*Required task:*
Records follow. Select each line holding "местам".

── Records to use

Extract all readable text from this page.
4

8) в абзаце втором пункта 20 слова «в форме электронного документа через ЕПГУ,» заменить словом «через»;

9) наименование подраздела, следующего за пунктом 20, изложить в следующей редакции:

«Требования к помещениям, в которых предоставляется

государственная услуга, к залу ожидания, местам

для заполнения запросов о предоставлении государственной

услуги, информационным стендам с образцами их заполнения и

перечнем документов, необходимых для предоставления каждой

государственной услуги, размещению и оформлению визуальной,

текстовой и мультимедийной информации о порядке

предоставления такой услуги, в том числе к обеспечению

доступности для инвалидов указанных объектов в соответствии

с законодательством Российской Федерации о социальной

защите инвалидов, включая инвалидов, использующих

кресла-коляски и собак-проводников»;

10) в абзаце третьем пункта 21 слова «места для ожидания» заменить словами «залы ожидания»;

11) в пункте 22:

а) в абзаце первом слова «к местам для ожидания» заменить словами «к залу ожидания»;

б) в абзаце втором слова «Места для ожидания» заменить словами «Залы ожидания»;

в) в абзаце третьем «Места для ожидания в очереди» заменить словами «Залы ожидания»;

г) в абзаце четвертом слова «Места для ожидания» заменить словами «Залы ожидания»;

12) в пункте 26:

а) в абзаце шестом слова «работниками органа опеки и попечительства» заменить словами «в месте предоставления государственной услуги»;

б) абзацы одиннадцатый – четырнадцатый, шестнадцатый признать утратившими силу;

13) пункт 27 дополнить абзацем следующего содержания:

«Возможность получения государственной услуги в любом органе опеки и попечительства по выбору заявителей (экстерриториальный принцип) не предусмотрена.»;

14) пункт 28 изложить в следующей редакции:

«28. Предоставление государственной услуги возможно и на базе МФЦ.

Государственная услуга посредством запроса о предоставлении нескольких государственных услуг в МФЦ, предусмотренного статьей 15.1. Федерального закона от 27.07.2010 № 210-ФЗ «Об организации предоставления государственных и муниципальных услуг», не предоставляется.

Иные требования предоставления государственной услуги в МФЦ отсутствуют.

────

*In response:*
государственная услуга, к залу ожидания, местам
а) в абзаце первом слова «к местам для ожидания» заменить словами «к залу ожидания»;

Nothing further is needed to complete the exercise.